Exercise aim
Gather the lines that hold the string "JSON".

>>

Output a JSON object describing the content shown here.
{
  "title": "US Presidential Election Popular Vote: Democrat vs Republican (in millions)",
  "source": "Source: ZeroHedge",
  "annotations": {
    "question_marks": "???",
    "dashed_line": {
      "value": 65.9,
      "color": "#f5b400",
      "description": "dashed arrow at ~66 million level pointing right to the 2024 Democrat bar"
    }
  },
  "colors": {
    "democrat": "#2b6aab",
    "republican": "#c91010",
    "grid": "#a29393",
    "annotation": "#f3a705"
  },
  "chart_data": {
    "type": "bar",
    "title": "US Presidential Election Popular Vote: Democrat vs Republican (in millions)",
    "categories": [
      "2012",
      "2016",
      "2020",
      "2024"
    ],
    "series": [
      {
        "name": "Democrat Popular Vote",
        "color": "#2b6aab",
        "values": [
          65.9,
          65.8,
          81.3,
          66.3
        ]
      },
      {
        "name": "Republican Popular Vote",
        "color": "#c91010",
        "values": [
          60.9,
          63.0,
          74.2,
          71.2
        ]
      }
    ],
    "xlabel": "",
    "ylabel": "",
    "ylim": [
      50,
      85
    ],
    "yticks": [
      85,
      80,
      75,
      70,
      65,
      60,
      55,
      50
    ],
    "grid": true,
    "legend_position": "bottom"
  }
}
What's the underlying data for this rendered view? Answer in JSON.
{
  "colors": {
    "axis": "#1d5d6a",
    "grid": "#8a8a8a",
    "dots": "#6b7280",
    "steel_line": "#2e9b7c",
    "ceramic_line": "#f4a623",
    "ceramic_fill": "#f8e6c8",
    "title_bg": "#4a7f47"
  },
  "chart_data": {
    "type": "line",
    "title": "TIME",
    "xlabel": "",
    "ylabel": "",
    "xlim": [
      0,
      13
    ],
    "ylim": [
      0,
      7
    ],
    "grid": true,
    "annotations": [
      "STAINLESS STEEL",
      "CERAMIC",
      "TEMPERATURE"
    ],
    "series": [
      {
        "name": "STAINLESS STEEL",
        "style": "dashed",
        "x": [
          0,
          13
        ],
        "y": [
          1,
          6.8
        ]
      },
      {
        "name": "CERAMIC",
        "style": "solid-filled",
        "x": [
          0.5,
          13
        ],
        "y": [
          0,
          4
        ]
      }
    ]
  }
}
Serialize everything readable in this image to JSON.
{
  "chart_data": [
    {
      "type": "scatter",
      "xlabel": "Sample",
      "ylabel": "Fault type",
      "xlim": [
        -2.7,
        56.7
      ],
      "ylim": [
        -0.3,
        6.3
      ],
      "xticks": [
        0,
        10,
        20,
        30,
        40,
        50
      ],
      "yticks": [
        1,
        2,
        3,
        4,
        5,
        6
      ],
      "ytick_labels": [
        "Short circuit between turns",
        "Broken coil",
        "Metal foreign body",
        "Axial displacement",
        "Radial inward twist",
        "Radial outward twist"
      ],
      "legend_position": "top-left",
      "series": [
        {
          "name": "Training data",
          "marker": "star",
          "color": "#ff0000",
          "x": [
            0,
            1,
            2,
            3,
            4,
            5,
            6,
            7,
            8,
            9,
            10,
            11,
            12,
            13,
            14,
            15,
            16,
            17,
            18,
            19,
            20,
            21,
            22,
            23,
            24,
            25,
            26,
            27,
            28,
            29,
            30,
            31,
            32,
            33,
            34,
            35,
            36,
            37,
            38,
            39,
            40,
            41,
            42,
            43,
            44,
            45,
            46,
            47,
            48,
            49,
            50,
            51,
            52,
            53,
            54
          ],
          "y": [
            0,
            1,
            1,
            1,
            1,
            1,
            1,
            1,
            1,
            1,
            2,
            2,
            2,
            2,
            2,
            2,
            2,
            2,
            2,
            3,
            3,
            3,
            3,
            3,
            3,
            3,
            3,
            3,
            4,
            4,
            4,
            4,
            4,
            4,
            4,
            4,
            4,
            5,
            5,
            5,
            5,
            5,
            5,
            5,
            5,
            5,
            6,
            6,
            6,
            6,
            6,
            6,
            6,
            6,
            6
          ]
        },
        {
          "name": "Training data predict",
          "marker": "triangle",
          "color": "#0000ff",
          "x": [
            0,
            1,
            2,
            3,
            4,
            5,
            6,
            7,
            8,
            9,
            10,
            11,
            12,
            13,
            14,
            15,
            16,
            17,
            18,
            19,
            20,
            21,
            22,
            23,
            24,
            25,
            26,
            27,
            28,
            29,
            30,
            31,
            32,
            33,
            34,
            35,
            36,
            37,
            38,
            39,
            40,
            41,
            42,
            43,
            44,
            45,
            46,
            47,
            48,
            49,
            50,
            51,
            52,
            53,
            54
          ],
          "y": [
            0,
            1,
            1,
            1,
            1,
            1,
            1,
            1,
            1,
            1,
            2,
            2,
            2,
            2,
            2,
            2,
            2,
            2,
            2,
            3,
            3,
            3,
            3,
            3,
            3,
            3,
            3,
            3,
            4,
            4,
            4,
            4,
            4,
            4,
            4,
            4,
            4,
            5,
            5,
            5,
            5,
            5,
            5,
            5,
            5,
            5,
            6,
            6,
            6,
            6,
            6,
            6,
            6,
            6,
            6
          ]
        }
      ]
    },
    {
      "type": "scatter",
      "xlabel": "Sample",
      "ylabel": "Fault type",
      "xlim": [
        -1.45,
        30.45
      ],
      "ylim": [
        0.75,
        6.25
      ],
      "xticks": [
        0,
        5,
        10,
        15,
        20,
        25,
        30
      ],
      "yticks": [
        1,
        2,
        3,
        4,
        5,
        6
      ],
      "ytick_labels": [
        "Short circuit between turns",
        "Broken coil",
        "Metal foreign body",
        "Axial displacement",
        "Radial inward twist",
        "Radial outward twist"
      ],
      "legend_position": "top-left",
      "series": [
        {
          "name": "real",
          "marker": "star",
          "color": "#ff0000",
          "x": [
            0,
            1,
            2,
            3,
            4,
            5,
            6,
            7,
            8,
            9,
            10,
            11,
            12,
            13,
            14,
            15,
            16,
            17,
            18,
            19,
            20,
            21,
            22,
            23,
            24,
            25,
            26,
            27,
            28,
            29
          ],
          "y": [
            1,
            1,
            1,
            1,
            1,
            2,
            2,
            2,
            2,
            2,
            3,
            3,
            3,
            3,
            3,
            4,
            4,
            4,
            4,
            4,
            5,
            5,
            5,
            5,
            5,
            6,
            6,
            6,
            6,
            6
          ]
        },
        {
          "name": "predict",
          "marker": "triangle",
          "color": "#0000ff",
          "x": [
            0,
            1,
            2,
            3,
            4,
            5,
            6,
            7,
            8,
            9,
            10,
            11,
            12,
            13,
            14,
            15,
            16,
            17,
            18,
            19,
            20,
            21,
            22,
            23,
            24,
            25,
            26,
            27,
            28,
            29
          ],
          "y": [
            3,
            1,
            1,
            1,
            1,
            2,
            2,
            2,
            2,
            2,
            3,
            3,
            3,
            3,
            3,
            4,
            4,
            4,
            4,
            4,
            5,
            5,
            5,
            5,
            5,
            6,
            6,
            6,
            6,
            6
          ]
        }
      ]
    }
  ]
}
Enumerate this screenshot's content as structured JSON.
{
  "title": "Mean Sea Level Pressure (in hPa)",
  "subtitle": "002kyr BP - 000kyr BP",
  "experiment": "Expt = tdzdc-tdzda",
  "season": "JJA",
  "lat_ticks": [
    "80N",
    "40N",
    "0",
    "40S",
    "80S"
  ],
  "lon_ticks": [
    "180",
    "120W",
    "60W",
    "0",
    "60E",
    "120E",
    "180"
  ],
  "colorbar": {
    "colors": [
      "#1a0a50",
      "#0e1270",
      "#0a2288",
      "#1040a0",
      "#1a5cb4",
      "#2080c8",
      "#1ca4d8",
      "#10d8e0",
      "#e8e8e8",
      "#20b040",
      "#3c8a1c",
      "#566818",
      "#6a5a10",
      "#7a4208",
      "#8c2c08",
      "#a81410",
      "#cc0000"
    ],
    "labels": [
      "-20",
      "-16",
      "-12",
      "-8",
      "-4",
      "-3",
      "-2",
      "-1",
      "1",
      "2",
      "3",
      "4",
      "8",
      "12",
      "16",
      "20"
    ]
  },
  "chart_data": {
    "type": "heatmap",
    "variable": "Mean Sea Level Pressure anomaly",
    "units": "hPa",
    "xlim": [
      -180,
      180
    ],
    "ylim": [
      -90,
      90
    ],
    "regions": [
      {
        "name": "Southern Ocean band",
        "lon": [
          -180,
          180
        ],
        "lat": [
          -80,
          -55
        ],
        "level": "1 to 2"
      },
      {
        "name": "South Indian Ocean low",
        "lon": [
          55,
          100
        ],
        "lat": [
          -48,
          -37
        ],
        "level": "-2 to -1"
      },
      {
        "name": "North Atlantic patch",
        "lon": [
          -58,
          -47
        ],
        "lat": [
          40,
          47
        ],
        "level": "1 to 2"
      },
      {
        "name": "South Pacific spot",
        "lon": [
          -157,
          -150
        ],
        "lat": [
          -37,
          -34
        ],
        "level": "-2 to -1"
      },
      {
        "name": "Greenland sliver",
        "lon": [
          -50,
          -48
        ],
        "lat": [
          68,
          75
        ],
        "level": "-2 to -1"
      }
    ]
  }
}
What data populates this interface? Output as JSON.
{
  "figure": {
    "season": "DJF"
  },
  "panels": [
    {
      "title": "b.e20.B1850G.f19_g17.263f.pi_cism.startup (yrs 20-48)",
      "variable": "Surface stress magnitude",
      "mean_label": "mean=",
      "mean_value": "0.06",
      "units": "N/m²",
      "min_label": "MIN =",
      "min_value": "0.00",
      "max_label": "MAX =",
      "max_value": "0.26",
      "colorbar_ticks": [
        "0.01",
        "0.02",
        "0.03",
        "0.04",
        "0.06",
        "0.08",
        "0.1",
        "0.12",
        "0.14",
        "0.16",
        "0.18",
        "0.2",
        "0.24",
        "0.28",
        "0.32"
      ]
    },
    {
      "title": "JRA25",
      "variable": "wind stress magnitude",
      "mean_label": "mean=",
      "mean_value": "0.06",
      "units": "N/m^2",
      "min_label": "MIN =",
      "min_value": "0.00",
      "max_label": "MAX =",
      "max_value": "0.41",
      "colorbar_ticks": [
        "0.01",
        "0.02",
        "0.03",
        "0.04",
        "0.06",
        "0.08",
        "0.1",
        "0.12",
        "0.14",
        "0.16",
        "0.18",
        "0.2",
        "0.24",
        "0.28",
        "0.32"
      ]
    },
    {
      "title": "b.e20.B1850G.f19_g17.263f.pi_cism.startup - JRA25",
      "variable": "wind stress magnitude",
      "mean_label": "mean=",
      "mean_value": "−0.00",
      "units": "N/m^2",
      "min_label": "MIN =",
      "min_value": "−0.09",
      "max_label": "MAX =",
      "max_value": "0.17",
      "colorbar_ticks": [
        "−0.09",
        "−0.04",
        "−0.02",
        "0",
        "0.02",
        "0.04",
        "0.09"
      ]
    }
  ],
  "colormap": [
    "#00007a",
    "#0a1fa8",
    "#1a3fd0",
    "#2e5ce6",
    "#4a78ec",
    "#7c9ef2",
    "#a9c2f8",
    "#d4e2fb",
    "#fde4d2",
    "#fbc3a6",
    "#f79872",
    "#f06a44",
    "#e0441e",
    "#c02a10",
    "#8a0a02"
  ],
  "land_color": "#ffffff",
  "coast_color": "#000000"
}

<<

Full answer
Output a JSON object describing the content shown here.
What's the underlying data for this rendered view? Answer in JSON.
Serialize everything readable in this image to JSON.
Enumerate this screenshot's content as structured JSON.
What data populates this interface? Output as JSON.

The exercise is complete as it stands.